Task details: Your answer must be an exact repetition of every record.

Stored entries:
>>>

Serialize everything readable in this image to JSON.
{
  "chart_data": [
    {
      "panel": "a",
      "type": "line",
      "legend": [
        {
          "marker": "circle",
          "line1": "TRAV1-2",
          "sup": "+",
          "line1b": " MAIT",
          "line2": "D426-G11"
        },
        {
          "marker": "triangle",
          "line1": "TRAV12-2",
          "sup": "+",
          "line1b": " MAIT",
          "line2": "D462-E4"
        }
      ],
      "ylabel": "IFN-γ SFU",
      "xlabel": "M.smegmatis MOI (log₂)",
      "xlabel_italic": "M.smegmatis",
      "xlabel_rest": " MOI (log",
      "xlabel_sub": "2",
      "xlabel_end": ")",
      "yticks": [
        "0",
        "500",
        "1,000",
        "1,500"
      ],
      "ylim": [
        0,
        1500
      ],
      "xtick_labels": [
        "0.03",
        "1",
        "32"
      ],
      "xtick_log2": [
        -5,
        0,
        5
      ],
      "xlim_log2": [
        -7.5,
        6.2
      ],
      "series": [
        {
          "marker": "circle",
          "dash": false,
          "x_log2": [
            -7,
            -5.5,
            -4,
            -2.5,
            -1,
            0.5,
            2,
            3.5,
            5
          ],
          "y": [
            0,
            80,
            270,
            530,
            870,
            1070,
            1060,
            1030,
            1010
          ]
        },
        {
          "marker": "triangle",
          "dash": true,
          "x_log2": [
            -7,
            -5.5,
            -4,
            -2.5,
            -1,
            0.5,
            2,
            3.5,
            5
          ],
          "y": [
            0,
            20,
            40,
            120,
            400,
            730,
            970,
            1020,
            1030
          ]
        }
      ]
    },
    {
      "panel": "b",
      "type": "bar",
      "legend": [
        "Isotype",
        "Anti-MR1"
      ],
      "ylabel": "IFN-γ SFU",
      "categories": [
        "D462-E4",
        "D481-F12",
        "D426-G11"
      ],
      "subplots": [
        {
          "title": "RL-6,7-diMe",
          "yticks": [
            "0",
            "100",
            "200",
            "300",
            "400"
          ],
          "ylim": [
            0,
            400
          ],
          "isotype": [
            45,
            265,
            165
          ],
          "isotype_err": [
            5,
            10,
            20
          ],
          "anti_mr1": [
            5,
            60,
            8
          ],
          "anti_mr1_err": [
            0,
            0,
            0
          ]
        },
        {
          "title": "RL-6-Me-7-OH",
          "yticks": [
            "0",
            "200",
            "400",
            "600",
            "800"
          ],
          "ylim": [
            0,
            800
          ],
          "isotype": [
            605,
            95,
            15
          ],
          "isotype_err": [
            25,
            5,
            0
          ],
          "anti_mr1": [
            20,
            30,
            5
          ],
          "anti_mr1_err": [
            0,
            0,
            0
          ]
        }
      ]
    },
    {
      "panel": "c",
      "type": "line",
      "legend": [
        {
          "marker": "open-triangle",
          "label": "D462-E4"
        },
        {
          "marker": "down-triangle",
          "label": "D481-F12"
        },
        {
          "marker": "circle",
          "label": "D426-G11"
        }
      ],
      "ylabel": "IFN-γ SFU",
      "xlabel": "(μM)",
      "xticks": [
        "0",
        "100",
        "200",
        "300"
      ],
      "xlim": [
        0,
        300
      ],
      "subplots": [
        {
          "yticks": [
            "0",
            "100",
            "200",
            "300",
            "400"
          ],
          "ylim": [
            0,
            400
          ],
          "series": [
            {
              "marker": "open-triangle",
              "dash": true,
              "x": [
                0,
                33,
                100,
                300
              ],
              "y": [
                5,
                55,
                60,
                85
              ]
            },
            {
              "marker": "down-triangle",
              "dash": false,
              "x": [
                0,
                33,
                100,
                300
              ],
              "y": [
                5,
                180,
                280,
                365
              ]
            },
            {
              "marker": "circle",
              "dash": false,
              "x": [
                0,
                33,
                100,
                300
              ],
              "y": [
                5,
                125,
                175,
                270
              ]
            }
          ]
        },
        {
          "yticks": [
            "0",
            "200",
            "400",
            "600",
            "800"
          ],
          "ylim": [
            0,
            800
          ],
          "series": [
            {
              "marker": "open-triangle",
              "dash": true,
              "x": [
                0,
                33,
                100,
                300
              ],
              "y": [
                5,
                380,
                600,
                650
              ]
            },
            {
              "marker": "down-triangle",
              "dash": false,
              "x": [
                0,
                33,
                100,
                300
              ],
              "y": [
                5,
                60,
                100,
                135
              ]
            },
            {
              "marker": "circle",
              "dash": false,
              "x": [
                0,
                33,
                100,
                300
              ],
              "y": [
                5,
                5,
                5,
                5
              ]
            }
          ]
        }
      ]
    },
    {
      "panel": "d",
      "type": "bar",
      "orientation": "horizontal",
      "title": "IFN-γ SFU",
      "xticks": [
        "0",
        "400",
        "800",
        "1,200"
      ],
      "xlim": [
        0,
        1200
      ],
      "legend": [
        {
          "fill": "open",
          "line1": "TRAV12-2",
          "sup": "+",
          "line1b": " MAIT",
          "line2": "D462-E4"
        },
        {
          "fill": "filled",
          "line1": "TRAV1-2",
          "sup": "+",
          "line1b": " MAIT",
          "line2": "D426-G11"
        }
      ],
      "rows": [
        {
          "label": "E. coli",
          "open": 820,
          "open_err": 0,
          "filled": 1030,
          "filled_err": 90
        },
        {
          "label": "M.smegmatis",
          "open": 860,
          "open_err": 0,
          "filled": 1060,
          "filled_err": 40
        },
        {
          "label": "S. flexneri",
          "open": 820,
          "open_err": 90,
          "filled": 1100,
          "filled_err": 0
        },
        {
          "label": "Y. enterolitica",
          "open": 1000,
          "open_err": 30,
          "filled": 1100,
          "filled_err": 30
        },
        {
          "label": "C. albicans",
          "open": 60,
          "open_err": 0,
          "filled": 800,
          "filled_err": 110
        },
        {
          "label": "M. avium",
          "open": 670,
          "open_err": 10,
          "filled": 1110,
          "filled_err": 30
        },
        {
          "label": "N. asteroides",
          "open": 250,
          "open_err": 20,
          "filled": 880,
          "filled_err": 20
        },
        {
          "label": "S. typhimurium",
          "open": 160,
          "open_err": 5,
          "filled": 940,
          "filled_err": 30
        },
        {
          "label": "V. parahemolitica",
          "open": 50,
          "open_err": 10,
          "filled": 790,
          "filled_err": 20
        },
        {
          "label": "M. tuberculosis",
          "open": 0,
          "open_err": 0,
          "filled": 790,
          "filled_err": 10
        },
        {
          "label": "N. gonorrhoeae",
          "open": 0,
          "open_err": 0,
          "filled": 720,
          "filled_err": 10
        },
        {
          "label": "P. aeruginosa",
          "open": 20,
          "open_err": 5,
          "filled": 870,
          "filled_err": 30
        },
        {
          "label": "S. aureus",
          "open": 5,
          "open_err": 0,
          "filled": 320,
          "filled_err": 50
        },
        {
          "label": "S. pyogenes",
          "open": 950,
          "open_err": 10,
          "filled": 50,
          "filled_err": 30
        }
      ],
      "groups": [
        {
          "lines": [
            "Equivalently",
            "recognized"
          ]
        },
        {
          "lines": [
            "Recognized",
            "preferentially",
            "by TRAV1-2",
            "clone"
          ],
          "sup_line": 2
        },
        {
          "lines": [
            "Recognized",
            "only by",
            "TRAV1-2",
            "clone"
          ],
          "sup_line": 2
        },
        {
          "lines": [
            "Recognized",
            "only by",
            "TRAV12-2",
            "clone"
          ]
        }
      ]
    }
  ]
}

<<<

Expected output:
Serialize everything readable in this image to JSON.
{
  "chart_data": [
    {
      "panel": "a",
      "type": "line",
      "legend": [
        {
          "marker": "circle",
          "line1": "TRAV1-2",
          "sup": "+",
          "line1b": " MAIT",
          "line2": "D426-G11"
        },
        {
          "marker": "triangle",
          "line1": "TRAV12-2",
          "sup": "+",
          "line1b": " MAIT",
          "line2": "D462-E4"
        }
      ],
      "ylabel": "IFN-γ SFU",
      "xlabel": "M.smegmatis MOI (log₂)",
      "xlabel_italic": "M.smegmatis",
      "xlabel_rest": " MOI (log",
      "xlabel_sub": "2",
      "xlabel_end": ")",
      "yticks": [
        "0",
        "500",
        "1,000",
        "1,500"
      ],
      "ylim": [
        0,
        1500
      ],
      "xtick_labels": [
        "0.03",
        "1",
        "32"
      ],
      "xtick_log2": [
        -5,
        0,
        5
      ],
      "xlim_log2": [
        -7.5,
        6.2
      ],
      "series": [
        {
          "marker": "circle",
          "dash": false,
          "x_log2": [
            -7,
            -5.5,
            -4,
            -2.5,
            -1,
            0.5,
            2,
            3.5,
            5
          ],
          "y": [
            0,
            80,
            270,
            530,
            870,
            1070,
            1060,
            1030,
            1010
          ]
        },
        {
          "marker": "triangle",
          "dash": true,
          "x_log2": [
            -7,
            -5.5,
            -4,
            -2.5,
            -1,
            0.5,
            2,
            3.5,
            5
          ],
          "y": [
            0,
            20,
            40,
            120,
            400,
            730,
            970,
            1020,
            1030
          ]
        }
      ]
    },
    {
      "panel": "b",
      "type": "bar",
      "legend": [
        "Isotype",
        "Anti-MR1"
      ],
      "ylabel": "IFN-γ SFU",
      "categories": [
        "D462-E4",
        "D481-F12",
        "D426-G11"
      ],
      "subplots": [
        {
          "title": "RL-6,7-diMe",
          "yticks": [
            "0",
            "100",
            "200",
            "300",
            "400"
          ],
          "ylim": [
            0,
            400
          ],
          "isotype": [
            45,
            265,
            165
          ],
          "isotype_err": [
            5,
            10,
            20
          ],
          "anti_mr1": [
            5,
            60,
            8
          ],
          "anti_mr1_err": [
            0,
            0,
            0
          ]
        },
        {
          "title": "RL-6-Me-7-OH",
          "yticks": [
            "0",
            "200",
            "400",
            "600",
            "800"
          ],
          "ylim": [
            0,
            800
          ],
          "isotype": [
            605,
            95,
            15
          ],
          "isotype_err": [
            25,
            5,
            0
          ],
          "anti_mr1": [
            20,
            30,
            5
          ],
          "anti_mr1_err": [
            0,
            0,
            0
          ]
        }
      ]
    },
    {
      "panel": "c",
      "type": "line",
      "legend": [
        {
          "marker": "open-triangle",
          "label": "D462-E4"
        },
        {
          "marker": "down-triangle",
          "label": "D481-F12"
        },
        {
          "marker": "circle",
          "label": "D426-G11"
        }
      ],
      "ylabel": "IFN-γ SFU",
      "xlabel": "(μM)",
      "xticks": [
        "0",
        "100",
        "200",
        "300"
      ],
      "xlim": [
        0,
        300
      ],
      "subplots": [
        {
          "yticks": [
            "0",
            "100",
            "200",
            "300",
            "400"
          ],
          "ylim": [
            0,
            400
          ],
          "series": [
            {
              "marker": "open-triangle",
              "dash": true,
              "x": [
                0,
                33,
                100,
                300
              ],
              "y": [
                5,
                55,
                60,
                85
              ]
            },
            {
              "marker": "down-triangle",
              "dash": false,
              "x": [
                0,
                33,
                100,
                300
              ],
              "y": [
                5,
                180,
                280,
                365
              ]
            },
            {
              "marker": "circle",
              "dash": false,
              "x": [
                0,
                33,
                100,
                300
              ],
              "y": [
                5,
                125,
                175,
                270
              ]
            }
          ]
        },
        {
          "yticks": [
            "0",
            "200",
            "400",
            "600",
            "800"
          ],
          "ylim": [
            0,
            800
          ],
          "series": [
            {
              "marker": "open-triangle",
              "dash": true,
              "x": [
                0,
                33,
                100,
                300
              ],
              "y": [
                5,
                380,
                600,
                650
              ]
            },
            {
              "marker": "down-triangle",
              "dash": false,
              "x": [
                0,
                33,
                100,
                300
              ],
              "y": [
                5,
                60,
                100,
                135
              ]
            },
            {
              "marker": "circle",
              "dash": false,
              "x": [
                0,
                33,
                100,
                300
              ],
              "y": [
                5,
                5,
                5,
                5
              ]
            }
          ]
        }
      ]
    },
    {
      "panel": "d",
      "type": "bar",
      "orientation": "horizontal",
      "title": "IFN-γ SFU",
      "xticks": [
        "0",
        "400",
        "800",
        "1,200"
      ],
      "xlim": [
        0,
        1200
      ],
      "legend": [
        {
          "fill": "open",
          "line1": "TRAV12-2",
          "sup": "+",
          "line1b": " MAIT",
          "line2": "D462-E4"
        },
        {
          "fill": "filled",
          "line1": "TRAV1-2",
          "sup": "+",
          "line1b": " MAIT",
          "line2": "D426-G11"
        }
      ],
      "rows": [
        {
          "label": "E. coli",
          "open": 820,
          "open_err": 0,
          "filled": 1030,
          "filled_err": 90
        },
        {
          "label": "M.smegmatis",
          "open": 860,
          "open_err": 0,
          "filled": 1060,
          "filled_err": 40
        },
        {
          "label": "S. flexneri",
          "open": 820,
          "open_err": 90,
          "filled": 1100,
          "filled_err": 0
        },
        {
          "label": "Y. enterolitica",
          "open": 1000,
          "open_err": 30,
          "filled": 1100,
          "filled_err": 30
        },
        {
          "label": "C. albicans",
          "open": 60,
          "open_err": 0,
          "filled": 800,
          "filled_err": 110
        },
        {
          "label": "M. avium",
          "open": 670,
          "open_err": 10,
          "filled": 1110,
          "filled_err": 30
        },
        {
          "label": "N. asteroides",
          "open": 250,
          "open_err": 20,
          "filled": 880,
          "filled_err": 20
        },
        {
          "label": "S. typhimurium",
          "open": 160,
          "open_err": 5,
          "filled": 940,
          "filled_err": 30
        },
        {
          "label": "V. parahemolitica",
          "open": 50,
          "open_err": 10,
          "filled": 790,
          "filled_err": 20
        },
        {
          "label": "M. tuberculosis",
          "open": 0,
          "open_err": 0,
          "filled": 790,
          "filled_err": 10
        },
        {
          "label": "N. gonorrhoeae",
          "open": 0,
          "open_err": 0,
          "filled": 720,
          "filled_err": 10
        },
        {
          "label": "P. aeruginosa",
          "open": 20,
          "open_err": 5,
          "filled": 870,
          "filled_err": 30
        },
        {
          "label": "S. aureus",
          "open": 5,
          "open_err": 0,
          "filled": 320,
          "filled_err": 50
        },
        {
          "label": "S. pyogenes",
          "open": 950,
          "open_err": 10,
          "filled": 50,
          "filled_err": 30
        }
      ],
      "groups": [
        {
          "lines": [
            "Equivalently",
            "recognized"
          ]
        },
        {
          "lines": [
            "Recognized",
            "preferentially",
            "by TRAV1-2",
            "clone"
          ],
          "sup_line": 2
        },
        {
          "lines": [
            "Recognized",
            "only by",
            "TRAV1-2",
            "clone"
          ],
          "sup_line": 2
        },
        {
          "lines": [
            "Recognized",
            "only by",
            "TRAV12-2",
            "clone"
          ]
        }
      ]
    }
  ]
}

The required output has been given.